Challenge: Leaving out the pictures, please retype each record exactly.
....
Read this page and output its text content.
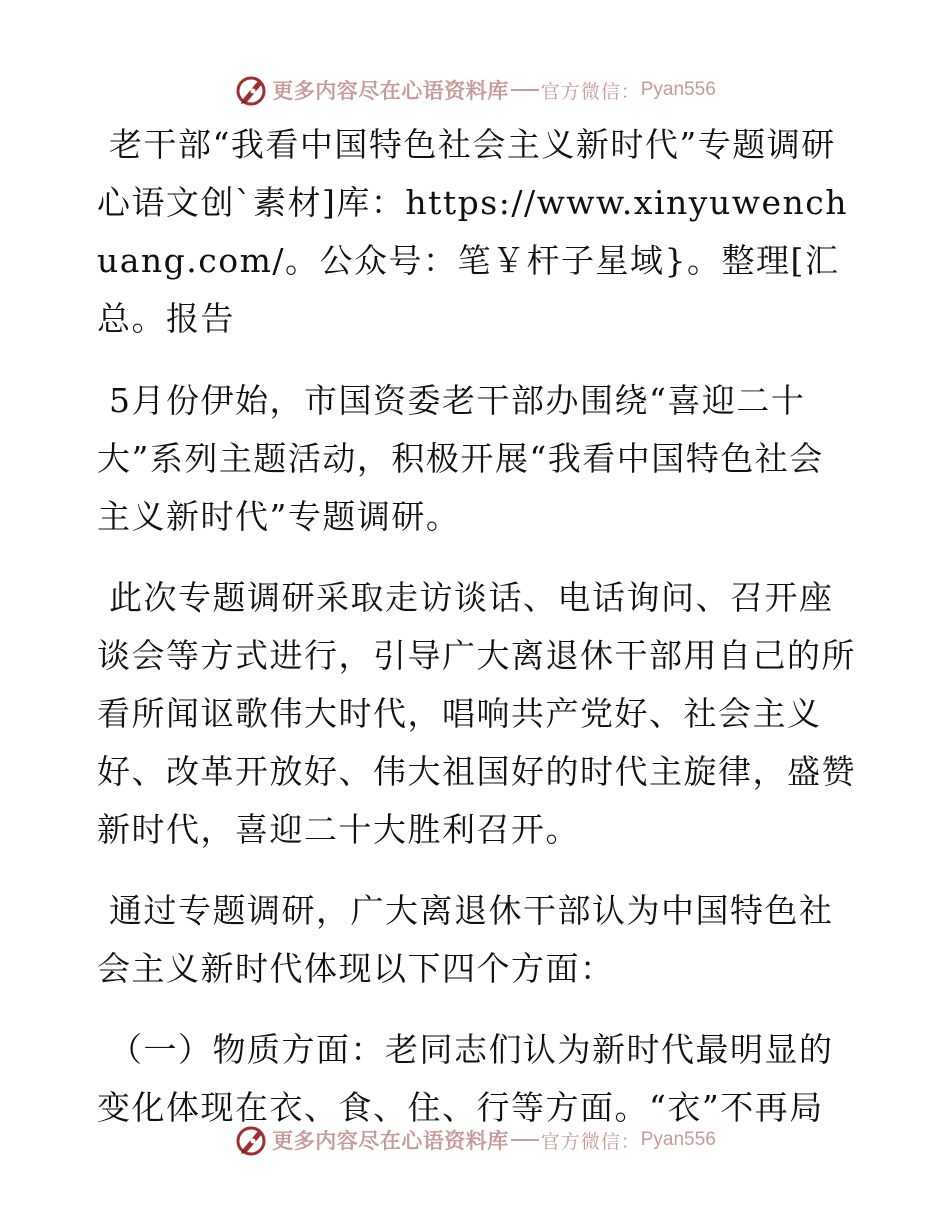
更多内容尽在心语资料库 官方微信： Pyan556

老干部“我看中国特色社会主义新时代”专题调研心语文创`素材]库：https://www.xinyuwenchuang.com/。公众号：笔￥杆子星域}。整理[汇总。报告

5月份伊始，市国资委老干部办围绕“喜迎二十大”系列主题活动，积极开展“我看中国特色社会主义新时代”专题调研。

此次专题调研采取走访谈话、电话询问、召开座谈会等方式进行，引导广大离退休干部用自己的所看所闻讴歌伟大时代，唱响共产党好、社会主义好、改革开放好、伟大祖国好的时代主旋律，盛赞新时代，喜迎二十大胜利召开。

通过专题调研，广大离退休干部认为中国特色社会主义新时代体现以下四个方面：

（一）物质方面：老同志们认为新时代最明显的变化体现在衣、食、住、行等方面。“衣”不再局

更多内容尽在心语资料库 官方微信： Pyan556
....
Answer to this exercise:
Read this page and output its text content.
更多内容尽在心语资料库 官方微信： Pyan556

老干部“我看中国特色社会主义新时代”专题调研心语文创`素材]库：https://www.xinyuwenchuang.com/。公众号：笔￥杆子星域}。整理[汇总。报告

5月份伊始，市国资委老干部办围绕“喜迎二十大”系列主题活动，积极开展“我看中国特色社会主义新时代”专题调研。

此次专题调研采取走访谈话、电话询问、召开座谈会等方式进行，引导广大离退休干部用自己的所看所闻讴歌伟大时代，唱响共产党好、社会主义好、改革开放好、伟大祖国好的时代主旋律，盛赞新时代，喜迎二十大胜利召开。

通过专题调研，广大离退休干部认为中国特色社会主义新时代体现以下四个方面：

（一）物质方面：老同志们认为新时代最明显的变化体现在衣、食、住、行等方面。“衣”不再局

更多内容尽在心语资料库 官方微信： Pyan556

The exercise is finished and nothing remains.